Among the entries, which lines carry the string "pardonne"? Copy each of them.

::::

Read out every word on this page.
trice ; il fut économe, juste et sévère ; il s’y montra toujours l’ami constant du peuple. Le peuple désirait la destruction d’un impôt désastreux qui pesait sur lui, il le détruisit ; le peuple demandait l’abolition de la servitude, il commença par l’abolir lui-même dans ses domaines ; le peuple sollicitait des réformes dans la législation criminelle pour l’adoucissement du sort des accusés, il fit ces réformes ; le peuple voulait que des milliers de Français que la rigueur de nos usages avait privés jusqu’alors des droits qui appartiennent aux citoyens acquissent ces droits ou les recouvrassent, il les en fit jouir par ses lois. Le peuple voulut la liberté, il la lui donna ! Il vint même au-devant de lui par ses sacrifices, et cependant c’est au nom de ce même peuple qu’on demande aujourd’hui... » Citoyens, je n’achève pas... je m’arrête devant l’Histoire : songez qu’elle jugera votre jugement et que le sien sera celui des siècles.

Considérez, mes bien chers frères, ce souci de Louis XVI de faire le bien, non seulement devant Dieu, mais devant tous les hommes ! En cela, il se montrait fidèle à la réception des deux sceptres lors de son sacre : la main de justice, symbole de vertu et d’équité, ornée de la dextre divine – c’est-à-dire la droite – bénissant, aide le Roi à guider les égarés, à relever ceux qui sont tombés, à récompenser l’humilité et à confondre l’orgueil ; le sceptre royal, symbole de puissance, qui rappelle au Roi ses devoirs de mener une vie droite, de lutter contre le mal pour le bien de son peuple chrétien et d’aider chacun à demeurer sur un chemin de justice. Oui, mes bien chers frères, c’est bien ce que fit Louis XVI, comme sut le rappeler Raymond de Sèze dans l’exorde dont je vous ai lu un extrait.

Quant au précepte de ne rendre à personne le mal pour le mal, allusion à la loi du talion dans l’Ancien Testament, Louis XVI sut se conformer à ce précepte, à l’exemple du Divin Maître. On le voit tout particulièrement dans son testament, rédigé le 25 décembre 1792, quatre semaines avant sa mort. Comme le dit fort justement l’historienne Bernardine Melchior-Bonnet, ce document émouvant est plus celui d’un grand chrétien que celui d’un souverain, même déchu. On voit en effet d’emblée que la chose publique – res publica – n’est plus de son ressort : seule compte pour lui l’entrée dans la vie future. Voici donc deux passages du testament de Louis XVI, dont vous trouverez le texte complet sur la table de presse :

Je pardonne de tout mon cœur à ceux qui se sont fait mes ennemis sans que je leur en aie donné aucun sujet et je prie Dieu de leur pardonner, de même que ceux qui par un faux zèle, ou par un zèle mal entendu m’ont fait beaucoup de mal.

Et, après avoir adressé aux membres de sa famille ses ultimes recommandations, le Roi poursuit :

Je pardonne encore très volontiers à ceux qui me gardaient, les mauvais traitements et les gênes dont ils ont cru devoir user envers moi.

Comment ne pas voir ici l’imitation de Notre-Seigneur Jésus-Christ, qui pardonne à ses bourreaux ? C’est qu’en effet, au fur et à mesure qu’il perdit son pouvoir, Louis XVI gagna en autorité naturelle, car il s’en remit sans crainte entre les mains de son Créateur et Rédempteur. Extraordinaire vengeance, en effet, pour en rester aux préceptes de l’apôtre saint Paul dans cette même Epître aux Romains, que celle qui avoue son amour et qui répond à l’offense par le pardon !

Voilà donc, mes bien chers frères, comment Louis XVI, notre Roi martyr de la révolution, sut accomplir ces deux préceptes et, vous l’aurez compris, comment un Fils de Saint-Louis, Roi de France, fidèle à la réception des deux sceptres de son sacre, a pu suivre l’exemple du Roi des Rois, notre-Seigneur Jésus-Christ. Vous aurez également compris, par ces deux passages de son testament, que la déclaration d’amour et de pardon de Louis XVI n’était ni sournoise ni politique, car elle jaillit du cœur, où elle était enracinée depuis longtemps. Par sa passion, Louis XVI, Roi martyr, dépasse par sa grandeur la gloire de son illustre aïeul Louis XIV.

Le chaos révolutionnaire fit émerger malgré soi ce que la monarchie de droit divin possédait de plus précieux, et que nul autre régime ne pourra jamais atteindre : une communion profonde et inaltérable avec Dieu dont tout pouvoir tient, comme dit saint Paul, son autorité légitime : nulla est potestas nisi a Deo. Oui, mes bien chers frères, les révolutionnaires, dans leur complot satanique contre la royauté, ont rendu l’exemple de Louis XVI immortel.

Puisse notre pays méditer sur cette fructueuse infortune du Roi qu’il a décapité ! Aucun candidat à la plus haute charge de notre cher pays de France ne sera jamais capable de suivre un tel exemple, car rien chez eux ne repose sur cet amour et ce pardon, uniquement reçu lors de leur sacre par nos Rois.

::::

TASK SOLUTION
Je pardonne de tout mon cœur à ceux qui se sont fait mes ennemis sans que je leur en aie donné aucun sujet et je prie Dieu de leur pardonner, de même que ceux qui par un faux zèle, ou par un zèle mal entendu m’ont fait beaucoup de mal.
Je pardonne encore très volontiers à ceux qui me gardaient, les mauvais traitements et les gênes dont ils ont cru devoir user envers moi.
Comment ne pas voir ici l’imitation de Notre-Seigneur Jésus-Christ, qui pardonne à ses bourreaux ? C’est qu’en effet, au fur et à mesure qu’il perdit son pouvoir, Louis XVI gagna en autorité naturelle, car il s’en remit sans crainte entre les mains de son Créateur et Rédempteur. Extraordinaire vengeance, en effet, pour en rester aux préceptes de l’apôtre saint Paul dans cette même Epître aux Romains, que celle qui avoue son amour et qui répond à l’offense par le pardon !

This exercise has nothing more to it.